* START *

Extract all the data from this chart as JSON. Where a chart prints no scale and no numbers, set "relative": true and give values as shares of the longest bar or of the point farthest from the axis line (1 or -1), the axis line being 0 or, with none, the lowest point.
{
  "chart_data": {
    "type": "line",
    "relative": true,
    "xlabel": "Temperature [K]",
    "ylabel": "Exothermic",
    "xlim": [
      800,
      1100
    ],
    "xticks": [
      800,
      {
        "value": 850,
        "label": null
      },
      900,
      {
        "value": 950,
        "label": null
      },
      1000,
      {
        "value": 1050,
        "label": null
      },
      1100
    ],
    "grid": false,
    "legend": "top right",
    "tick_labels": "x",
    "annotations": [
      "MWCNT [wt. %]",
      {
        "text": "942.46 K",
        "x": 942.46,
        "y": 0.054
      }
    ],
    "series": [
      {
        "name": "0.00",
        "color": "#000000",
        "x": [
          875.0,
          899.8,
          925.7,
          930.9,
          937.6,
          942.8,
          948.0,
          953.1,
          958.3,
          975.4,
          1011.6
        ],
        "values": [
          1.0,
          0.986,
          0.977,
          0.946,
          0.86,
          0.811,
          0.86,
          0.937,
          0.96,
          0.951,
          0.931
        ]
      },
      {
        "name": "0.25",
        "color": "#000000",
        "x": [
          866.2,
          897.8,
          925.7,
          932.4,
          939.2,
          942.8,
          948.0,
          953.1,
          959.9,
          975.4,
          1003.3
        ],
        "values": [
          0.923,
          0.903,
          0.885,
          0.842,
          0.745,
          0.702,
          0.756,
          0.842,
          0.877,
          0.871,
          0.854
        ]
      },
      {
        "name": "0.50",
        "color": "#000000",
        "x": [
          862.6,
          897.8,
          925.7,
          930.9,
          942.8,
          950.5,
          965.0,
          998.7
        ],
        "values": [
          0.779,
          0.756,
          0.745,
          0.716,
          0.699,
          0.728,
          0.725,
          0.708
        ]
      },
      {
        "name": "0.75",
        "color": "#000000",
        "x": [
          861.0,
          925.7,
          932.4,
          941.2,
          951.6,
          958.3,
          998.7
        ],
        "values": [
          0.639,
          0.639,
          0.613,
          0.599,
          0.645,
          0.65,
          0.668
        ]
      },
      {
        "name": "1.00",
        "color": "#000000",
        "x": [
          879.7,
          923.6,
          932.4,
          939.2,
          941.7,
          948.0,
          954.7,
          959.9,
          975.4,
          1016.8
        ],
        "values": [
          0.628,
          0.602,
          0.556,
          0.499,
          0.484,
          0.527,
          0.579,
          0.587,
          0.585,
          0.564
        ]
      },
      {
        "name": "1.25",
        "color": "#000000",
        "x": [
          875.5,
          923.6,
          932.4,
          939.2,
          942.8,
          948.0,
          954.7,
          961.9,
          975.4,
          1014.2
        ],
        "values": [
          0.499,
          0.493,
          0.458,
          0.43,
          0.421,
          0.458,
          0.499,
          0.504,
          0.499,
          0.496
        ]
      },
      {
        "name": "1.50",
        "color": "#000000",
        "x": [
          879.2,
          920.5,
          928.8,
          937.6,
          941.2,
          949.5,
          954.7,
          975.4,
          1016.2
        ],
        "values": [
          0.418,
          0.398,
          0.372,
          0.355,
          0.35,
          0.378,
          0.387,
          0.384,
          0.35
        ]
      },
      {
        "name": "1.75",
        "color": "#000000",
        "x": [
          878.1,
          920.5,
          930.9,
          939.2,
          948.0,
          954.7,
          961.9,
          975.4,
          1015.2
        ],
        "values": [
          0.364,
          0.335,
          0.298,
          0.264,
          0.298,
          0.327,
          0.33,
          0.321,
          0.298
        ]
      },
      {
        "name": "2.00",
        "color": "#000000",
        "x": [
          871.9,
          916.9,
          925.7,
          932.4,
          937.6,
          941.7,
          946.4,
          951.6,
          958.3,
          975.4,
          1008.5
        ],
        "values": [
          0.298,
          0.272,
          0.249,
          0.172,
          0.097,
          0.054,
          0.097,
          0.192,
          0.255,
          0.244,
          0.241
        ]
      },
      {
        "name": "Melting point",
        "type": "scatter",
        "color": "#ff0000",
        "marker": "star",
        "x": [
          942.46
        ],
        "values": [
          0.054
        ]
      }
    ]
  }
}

* END *

What is asked =>
Your task is to give the records above again, exactly.

Complete response =>
Extract all the data from this chart as JSON. Where a chart prints no scale and no numbers, set "relative": true and give values as shares of the longest bar or of the point farthest from the axis line (1 or -1), the axis line being 0 or, with none, the lowest point.
{
  "chart_data": {
    "type": "line",
    "relative": true,
    "xlabel": "Temperature [K]",
    "ylabel": "Exothermic",
    "xlim": [
      800,
      1100
    ],
    "xticks": [
      800,
      {
        "value": 850,
        "label": null
      },
      900,
      {
        "value": 950,
        "label": null
      },
      1000,
      {
        "value": 1050,
        "label": null
      },
      1100
    ],
    "grid": false,
    "legend": "top right",
    "tick_labels": "x",
    "annotations": [
      "MWCNT [wt. %]",
      {
        "text": "942.46 K",
        "x": 942.46,
        "y": 0.054
      }
    ],
    "series": [
      {
        "name": "0.00",
        "color": "#000000",
        "x": [
          875.0,
          899.8,
          925.7,
          930.9,
          937.6,
          942.8,
          948.0,
          953.1,
          958.3,
          975.4,
          1011.6
        ],
        "values": [
          1.0,
          0.986,
          0.977,
          0.946,
          0.86,
          0.811,
          0.86,
          0.937,
          0.96,
          0.951,
          0.931
        ]
      },
      {
        "name": "0.25",
        "color": "#000000",
        "x": [
          866.2,
          897.8,
          925.7,
          932.4,
          939.2,
          942.8,
          948.0,
          953.1,
          959.9,
          975.4,
          1003.3
        ],
        "values": [
          0.923,
          0.903,
          0.885,
          0.842,
          0.745,
          0.702,
          0.756,
          0.842,
          0.877,
          0.871,
          0.854
        ]
      },
      {
        "name": "0.50",
        "color": "#000000",
        "x": [
          862.6,
          897.8,
          925.7,
          930.9,
          942.8,
          950.5,
          965.0,
          998.7
        ],
        "values": [
          0.779,
          0.756,
          0.745,
          0.716,
          0.699,
          0.728,
          0.725,
          0.708
        ]
      },
      {
        "name": "0.75",
        "color": "#000000",
        "x": [
          861.0,
          925.7,
          932.4,
          941.2,
          951.6,
          958.3,
          998.7
        ],
        "values": [
          0.639,
          0.639,
          0.613,
          0.599,
          0.645,
          0.65,
          0.668
        ]
      },
      {
        "name": "1.00",
        "color": "#000000",
        "x": [
          879.7,
          923.6,
          932.4,
          939.2,
          941.7,
          948.0,
          954.7,
          959.9,
          975.4,
          1016.8
        ],
        "values": [
          0.628,
          0.602,
          0.556,
          0.499,
          0.484,
          0.527,
          0.579,
          0.587,
          0.585,
          0.564
        ]
      },
      {
        "name": "1.25",
        "color": "#000000",
        "x": [
          875.5,
          923.6,
          932.4,
          939.2,
          942.8,
          948.0,
          954.7,
          961.9,
          975.4,
          1014.2
        ],
        "values": [
          0.499,
          0.493,
          0.458,
          0.43,
          0.421,
          0.458,
          0.499,
          0.504,
          0.499,
          0.496
        ]
      },
      {
        "name": "1.50",
        "color": "#000000",
        "x": [
          879.2,
          920.5,
          928.8,
          937.6,
          941.2,
          949.5,
          954.7,
          975.4,
          1016.2
        ],
        "values": [
          0.418,
          0.398,
          0.372,
          0.355,
          0.35,
          0.378,
          0.387,
          0.384,
          0.35
        ]
      },
      {
        "name": "1.75",
        "color": "#000000",
        "x": [
          878.1,
          920.5,
          930.9,
          939.2,
          948.0,
          954.7,
          961.9,
          975.4,
          1015.2
        ],
        "values": [
          0.364,
          0.335,
          0.298,
          0.264,
          0.298,
          0.327,
          0.33,
          0.321,
          0.298
        ]
      },
      {
        "name": "2.00",
        "color": "#000000",
        "x": [
          871.9,
          916.9,
          925.7,
          932.4,
          937.6,
          941.7,
          946.4,
          951.6,
          958.3,
          975.4,
          1008.5
        ],
        "values": [
          0.298,
          0.272,
          0.249,
          0.172,
          0.097,
          0.054,
          0.097,
          0.192,
          0.255,
          0.244,
          0.241
        ]
      },
      {
        "name": "Melting point",
        "type": "scatter",
        "color": "#ff0000",
        "marker": "star",
        "x": [
          942.46
        ],
        "values": [
          0.054
        ]
      }
    ]
  }
}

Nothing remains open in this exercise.